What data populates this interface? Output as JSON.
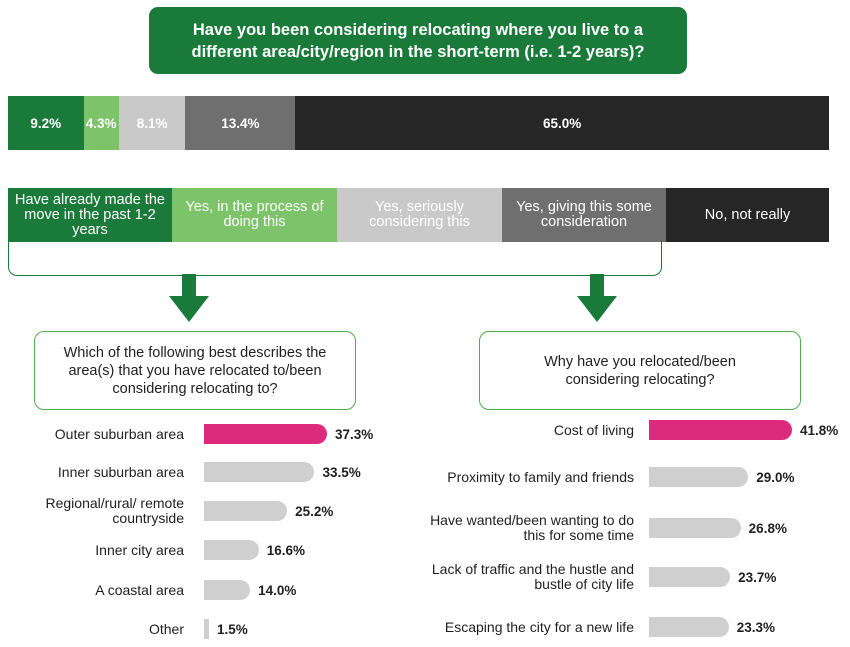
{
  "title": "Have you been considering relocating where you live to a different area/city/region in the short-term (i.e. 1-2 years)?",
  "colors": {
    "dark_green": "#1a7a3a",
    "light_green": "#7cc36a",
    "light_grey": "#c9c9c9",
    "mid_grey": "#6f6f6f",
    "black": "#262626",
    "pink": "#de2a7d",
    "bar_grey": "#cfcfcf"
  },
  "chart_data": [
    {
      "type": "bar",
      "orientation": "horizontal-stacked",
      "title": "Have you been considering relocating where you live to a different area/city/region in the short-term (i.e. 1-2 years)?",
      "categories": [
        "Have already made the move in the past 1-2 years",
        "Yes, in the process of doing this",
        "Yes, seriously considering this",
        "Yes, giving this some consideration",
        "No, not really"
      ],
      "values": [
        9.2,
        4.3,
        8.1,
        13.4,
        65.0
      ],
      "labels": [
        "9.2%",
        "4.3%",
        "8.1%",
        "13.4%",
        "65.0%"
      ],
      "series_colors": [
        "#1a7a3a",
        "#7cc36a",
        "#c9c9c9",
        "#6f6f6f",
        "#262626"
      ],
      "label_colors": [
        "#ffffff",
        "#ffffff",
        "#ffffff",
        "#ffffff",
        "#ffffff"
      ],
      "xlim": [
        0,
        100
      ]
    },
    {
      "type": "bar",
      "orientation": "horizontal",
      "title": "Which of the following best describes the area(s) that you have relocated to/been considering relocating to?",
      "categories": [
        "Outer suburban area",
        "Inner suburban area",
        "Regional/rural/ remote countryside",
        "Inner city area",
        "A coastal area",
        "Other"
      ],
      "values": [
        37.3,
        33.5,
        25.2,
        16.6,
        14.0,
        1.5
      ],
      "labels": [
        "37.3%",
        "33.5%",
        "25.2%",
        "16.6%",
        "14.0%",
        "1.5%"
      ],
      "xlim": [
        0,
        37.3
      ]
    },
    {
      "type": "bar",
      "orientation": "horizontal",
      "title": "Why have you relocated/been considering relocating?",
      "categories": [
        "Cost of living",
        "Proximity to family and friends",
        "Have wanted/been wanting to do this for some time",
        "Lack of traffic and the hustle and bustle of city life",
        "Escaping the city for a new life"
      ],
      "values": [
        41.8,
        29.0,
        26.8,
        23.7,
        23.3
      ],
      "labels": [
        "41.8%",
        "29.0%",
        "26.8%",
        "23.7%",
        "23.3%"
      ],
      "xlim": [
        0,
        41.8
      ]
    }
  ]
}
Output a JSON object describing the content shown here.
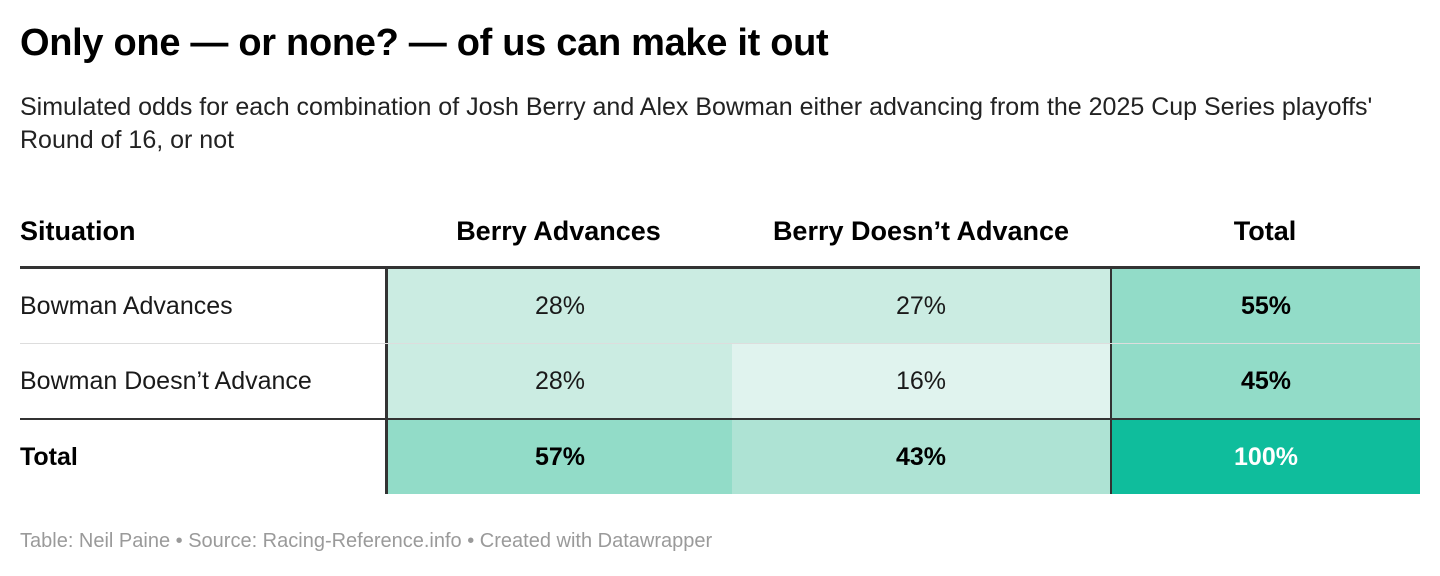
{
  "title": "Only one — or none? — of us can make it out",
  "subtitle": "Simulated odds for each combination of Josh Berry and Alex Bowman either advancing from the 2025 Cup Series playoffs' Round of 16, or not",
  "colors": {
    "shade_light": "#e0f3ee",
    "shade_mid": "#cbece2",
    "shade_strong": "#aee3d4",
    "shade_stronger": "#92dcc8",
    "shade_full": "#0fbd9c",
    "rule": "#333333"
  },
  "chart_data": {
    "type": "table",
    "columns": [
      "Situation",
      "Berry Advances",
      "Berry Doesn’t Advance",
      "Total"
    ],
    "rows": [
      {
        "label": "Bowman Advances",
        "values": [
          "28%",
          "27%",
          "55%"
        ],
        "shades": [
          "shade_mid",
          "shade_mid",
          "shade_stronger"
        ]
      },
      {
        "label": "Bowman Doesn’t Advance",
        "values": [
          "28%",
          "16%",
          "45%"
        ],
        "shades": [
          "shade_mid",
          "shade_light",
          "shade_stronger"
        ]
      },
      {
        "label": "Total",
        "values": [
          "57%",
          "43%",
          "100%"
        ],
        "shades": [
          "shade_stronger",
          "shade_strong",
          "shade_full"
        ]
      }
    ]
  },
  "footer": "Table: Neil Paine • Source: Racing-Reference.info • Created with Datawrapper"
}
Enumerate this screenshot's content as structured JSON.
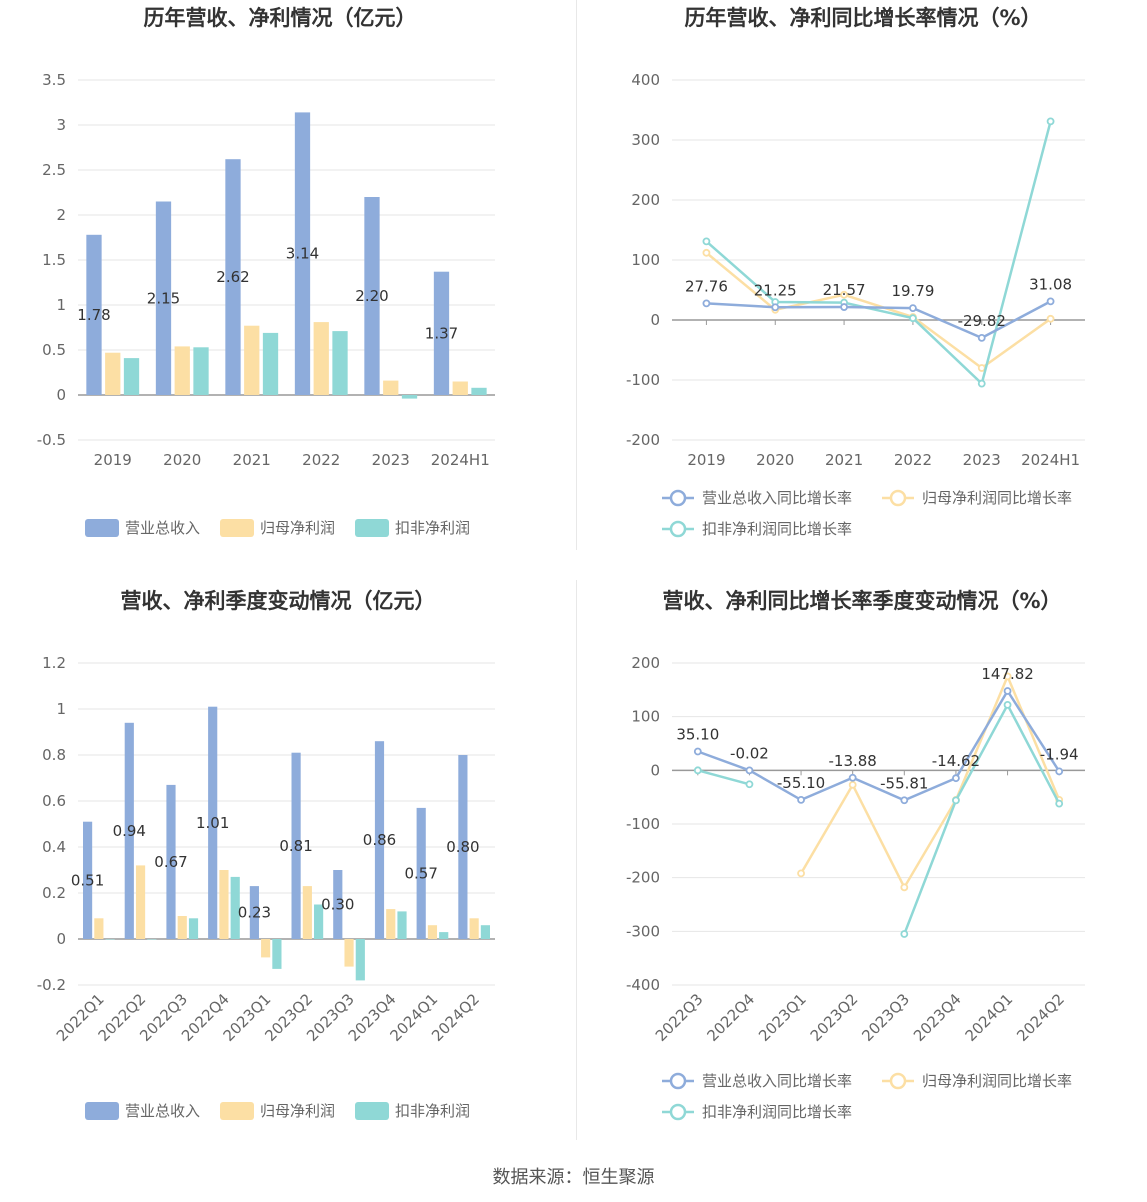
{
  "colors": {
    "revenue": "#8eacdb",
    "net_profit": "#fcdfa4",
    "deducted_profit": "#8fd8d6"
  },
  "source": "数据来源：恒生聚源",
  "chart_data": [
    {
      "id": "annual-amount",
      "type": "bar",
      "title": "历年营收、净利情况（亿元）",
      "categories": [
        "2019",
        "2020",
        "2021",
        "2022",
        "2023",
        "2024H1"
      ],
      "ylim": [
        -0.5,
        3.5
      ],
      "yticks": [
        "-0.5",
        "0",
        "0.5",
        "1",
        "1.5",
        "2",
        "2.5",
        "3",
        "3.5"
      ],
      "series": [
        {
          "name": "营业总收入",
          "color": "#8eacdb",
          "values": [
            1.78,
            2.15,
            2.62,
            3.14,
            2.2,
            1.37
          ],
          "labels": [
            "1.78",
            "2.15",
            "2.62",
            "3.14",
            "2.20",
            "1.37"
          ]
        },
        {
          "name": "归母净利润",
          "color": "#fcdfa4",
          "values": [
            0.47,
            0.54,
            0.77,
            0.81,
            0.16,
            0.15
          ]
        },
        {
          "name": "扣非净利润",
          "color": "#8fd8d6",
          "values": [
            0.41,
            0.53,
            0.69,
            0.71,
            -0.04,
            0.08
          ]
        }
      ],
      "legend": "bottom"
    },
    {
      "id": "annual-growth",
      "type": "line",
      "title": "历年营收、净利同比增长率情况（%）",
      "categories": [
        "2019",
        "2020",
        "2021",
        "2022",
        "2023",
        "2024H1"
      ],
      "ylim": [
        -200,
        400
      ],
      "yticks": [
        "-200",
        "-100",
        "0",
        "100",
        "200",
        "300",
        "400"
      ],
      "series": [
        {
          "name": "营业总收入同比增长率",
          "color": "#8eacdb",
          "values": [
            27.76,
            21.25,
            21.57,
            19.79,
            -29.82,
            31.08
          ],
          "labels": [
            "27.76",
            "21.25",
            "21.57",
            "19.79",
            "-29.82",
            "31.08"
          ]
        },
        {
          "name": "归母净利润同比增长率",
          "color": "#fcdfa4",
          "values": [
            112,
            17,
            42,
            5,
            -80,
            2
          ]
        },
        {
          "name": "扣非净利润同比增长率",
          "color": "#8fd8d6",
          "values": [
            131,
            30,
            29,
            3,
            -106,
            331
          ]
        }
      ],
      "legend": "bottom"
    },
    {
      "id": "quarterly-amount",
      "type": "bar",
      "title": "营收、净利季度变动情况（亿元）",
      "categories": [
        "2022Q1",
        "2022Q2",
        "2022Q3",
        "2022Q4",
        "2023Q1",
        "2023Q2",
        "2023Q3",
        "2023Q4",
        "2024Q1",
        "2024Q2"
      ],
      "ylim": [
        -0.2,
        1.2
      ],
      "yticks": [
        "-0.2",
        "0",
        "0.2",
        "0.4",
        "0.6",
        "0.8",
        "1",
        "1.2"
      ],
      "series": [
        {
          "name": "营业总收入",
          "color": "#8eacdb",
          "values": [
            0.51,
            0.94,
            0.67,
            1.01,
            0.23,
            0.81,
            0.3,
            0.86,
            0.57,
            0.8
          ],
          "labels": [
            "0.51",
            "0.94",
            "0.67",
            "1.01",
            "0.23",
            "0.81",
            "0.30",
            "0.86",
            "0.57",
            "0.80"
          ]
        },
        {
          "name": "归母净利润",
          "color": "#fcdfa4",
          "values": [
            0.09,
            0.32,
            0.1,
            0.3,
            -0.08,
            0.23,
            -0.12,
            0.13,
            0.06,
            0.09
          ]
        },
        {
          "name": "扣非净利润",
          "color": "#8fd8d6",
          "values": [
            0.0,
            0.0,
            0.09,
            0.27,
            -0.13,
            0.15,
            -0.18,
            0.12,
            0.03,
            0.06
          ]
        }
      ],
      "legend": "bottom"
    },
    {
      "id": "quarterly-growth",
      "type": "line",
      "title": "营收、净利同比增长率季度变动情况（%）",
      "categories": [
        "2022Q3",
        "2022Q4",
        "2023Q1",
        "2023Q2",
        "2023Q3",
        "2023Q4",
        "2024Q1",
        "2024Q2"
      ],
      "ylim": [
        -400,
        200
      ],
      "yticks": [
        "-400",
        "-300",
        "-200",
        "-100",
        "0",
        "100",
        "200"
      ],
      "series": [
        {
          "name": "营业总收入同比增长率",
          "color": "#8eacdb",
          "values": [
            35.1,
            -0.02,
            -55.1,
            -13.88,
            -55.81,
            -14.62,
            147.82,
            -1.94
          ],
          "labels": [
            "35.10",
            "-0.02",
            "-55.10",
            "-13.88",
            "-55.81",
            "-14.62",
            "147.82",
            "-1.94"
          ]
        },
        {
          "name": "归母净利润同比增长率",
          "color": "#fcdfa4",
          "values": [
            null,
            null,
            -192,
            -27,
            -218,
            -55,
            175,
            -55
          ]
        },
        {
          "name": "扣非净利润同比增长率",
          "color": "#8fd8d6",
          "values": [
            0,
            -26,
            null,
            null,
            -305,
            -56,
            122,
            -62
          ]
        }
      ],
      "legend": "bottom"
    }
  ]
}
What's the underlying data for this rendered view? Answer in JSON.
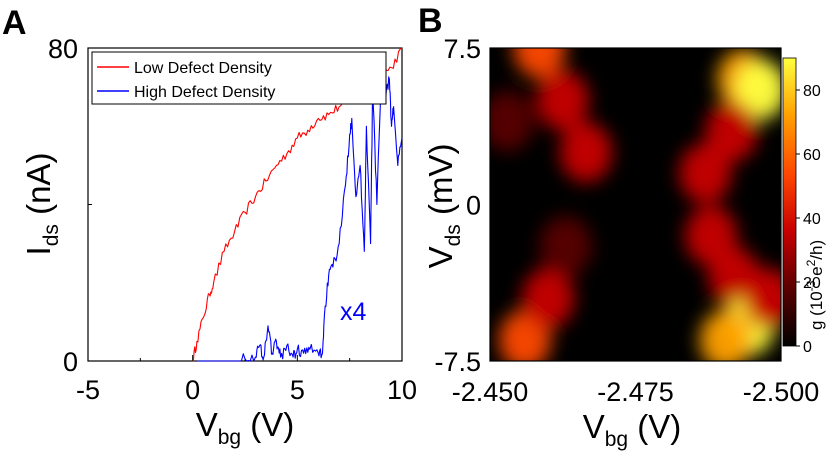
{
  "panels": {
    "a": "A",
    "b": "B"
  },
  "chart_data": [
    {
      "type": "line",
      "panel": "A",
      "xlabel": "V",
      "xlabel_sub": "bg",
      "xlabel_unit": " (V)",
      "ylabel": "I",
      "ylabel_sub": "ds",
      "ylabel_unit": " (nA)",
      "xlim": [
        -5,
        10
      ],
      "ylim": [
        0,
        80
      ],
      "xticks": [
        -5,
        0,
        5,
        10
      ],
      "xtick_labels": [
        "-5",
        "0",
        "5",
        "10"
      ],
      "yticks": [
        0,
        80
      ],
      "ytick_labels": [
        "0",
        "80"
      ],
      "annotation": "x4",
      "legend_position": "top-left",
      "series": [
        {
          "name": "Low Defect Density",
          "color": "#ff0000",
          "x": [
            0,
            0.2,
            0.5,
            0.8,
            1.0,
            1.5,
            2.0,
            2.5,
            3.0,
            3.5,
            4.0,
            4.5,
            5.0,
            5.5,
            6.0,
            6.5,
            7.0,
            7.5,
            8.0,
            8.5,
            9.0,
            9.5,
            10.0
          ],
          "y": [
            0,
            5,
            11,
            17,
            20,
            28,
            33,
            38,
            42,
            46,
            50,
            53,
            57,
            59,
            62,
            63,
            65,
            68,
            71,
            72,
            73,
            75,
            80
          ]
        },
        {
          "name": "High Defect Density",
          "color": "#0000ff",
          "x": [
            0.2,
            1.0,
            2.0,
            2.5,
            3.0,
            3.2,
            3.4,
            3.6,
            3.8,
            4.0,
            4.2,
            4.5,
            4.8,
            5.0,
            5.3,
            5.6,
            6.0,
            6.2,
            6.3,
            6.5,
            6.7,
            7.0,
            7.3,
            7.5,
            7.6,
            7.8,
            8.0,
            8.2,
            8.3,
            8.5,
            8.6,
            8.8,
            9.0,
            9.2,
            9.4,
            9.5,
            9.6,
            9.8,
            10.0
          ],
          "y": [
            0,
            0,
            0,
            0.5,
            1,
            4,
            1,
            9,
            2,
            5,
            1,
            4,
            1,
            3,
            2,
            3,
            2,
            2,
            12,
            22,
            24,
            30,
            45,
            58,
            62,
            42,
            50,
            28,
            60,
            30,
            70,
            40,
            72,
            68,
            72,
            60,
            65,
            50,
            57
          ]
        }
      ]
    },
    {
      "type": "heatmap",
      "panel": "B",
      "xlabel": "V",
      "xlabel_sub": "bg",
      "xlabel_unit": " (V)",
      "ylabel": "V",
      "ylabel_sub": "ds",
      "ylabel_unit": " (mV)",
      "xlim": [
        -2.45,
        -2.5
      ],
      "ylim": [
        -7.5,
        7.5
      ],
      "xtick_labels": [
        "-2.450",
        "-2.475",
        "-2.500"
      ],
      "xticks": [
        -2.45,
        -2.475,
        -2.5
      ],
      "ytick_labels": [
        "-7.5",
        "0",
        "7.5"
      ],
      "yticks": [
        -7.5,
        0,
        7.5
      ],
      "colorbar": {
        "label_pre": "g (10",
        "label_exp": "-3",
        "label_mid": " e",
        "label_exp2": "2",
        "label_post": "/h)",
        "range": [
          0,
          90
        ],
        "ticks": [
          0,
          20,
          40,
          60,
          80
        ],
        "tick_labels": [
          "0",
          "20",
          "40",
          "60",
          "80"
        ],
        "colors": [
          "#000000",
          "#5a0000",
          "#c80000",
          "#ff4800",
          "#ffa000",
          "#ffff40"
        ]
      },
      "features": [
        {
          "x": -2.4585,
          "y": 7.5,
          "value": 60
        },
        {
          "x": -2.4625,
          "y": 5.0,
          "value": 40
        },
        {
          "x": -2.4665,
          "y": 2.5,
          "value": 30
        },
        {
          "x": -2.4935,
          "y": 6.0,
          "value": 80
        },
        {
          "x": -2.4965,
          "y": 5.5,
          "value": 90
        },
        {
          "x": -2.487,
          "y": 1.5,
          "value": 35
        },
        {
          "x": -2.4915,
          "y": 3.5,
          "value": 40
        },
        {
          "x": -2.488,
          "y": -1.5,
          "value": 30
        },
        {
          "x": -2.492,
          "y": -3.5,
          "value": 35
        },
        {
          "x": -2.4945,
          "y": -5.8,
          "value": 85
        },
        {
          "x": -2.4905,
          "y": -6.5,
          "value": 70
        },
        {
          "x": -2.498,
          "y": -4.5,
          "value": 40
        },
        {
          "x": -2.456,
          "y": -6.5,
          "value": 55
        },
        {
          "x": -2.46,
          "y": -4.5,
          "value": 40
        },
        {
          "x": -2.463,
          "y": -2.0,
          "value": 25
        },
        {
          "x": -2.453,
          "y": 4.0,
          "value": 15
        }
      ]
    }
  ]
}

——————

TASK GOAL → Scan the material above. Return every line containing the string "short".

RESULT OF THE TASK →
  "title": "Have you been considering relocating where you live to a different area/city/region in the short-term (i.e. 1-2 years)?",
      "title": "Have you been considering relocating where you live to a different area/city/region in the short-term (i.e. 1-2 years)?",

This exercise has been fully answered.